Return every line of the records below that contains the string "legend", reproducing each line in full.

Layout records:
┏━━

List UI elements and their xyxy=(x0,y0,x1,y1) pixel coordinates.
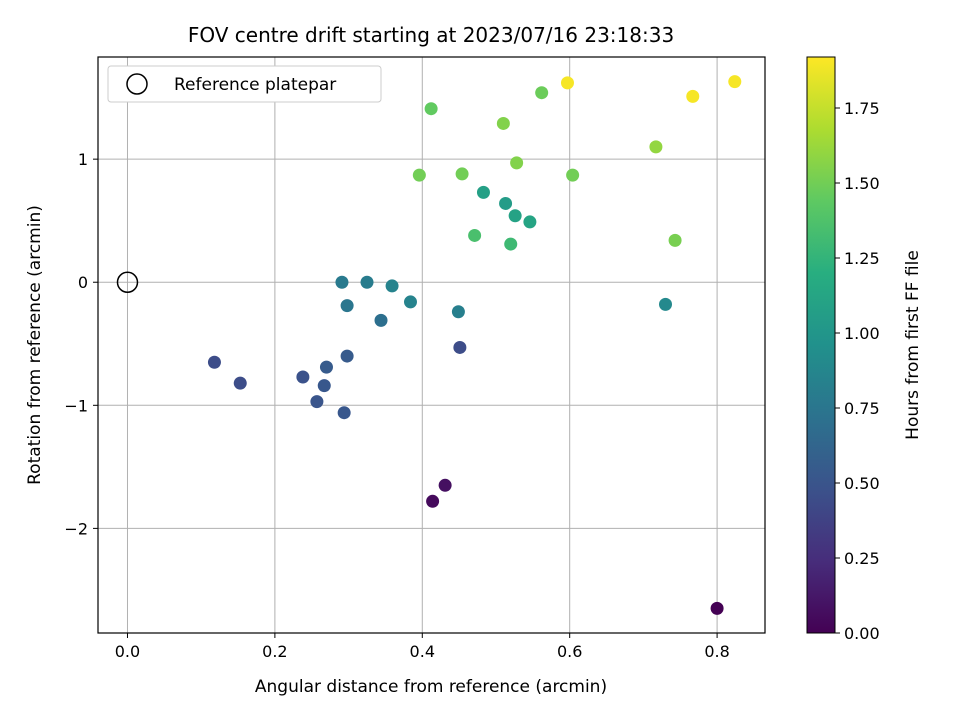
data-point xyxy=(403,295,417,309)
data-point xyxy=(496,116,510,130)
data-point xyxy=(476,185,490,199)
colorbar-tick-label: 0.25 xyxy=(844,549,880,568)
colorbar-tick-label: 1.50 xyxy=(844,174,880,193)
x-tick-label: 0.2 xyxy=(262,642,287,661)
data-point xyxy=(424,102,438,116)
y-tick-label: 0 xyxy=(78,273,88,292)
colorbar-ticks: 0.00 0.25 0.50 0.75 1.00 1.25 1.50 1.75 xyxy=(835,99,880,643)
data-point xyxy=(659,297,673,311)
legend-label-reference: Reference platepar xyxy=(174,75,336,95)
data-point xyxy=(310,395,324,409)
chart-title: FOV centre drift starting at 2023/07/16 … xyxy=(188,23,674,47)
x-tick-label: 0.0 xyxy=(115,642,140,661)
reference-marker xyxy=(116,271,139,293)
data-point xyxy=(340,299,354,313)
colorbar-tick-label: 0.50 xyxy=(844,474,880,493)
scatter-points xyxy=(116,75,742,615)
colorbar-label: Hours from first FF file xyxy=(903,250,923,440)
data-point xyxy=(499,196,513,210)
data-point xyxy=(317,379,331,393)
y-axis-label: Rotation from reference (arcmin) xyxy=(25,205,45,485)
colorbar-tick-label: 1.75 xyxy=(844,99,880,118)
data-point xyxy=(668,233,682,247)
colorbar: 0.00 0.25 0.50 0.75 1.00 1.25 1.50 1.75 Hours f… xyxy=(806,56,923,643)
data-point xyxy=(560,76,574,90)
data-point xyxy=(523,215,537,229)
data-point xyxy=(566,168,580,182)
data-point xyxy=(451,305,465,319)
data-point xyxy=(385,279,399,293)
y-tick-label: −1 xyxy=(64,396,88,415)
data-point xyxy=(453,340,467,354)
data-point xyxy=(455,167,469,181)
data-point xyxy=(374,313,388,327)
legend-box xyxy=(107,65,382,103)
data-point xyxy=(412,168,426,182)
colorbar-tick-label: 1.25 xyxy=(844,249,880,268)
legend: Reference platepar xyxy=(107,65,382,103)
data-point xyxy=(335,275,349,289)
x-axis: 0.0 0.2 0.4 0.6 0.8 xyxy=(115,633,730,661)
grid xyxy=(98,57,765,633)
plot-frame xyxy=(97,56,766,634)
y-axis: −2 −1 0 1 xyxy=(64,150,98,538)
y-tick-label: 1 xyxy=(78,150,88,169)
legend-marker-reference xyxy=(126,73,148,95)
data-point xyxy=(710,601,724,615)
x-tick-label: 0.6 xyxy=(557,642,582,661)
data-point xyxy=(360,275,374,289)
data-point xyxy=(438,478,452,492)
data-point xyxy=(535,86,549,100)
colorbar-tick-label: 1.00 xyxy=(844,324,880,343)
data-point xyxy=(686,89,700,103)
data-point xyxy=(426,494,440,508)
data-point xyxy=(319,360,333,374)
data-point xyxy=(468,228,482,242)
data-point xyxy=(340,349,354,363)
data-point xyxy=(510,156,524,170)
data-point xyxy=(649,140,663,154)
y-tick-label: −2 xyxy=(64,519,88,538)
data-point xyxy=(508,209,522,223)
data-point xyxy=(728,75,742,89)
data-point xyxy=(207,355,221,369)
data-point xyxy=(296,370,310,384)
colorbar-tick-label: 0.00 xyxy=(844,624,880,643)
data-point xyxy=(233,376,247,390)
x-tick-label: 0.4 xyxy=(410,642,435,661)
colorbar-tick-label: 0.75 xyxy=(844,399,880,418)
colorbar-gradient xyxy=(806,56,836,634)
x-axis-label: Angular distance from reference (arcmin) xyxy=(255,677,607,697)
data-point xyxy=(337,406,351,420)
data-point xyxy=(504,237,518,251)
x-tick-label: 0.8 xyxy=(704,642,729,661)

┗━━

Full output:
legend-label-reference: Reference platepar xyxy=(174,75,336,95)
legend-box xyxy=(107,65,382,103)
legend: Reference platepar xyxy=(107,65,382,103)
legend-marker-reference xyxy=(126,73,148,95)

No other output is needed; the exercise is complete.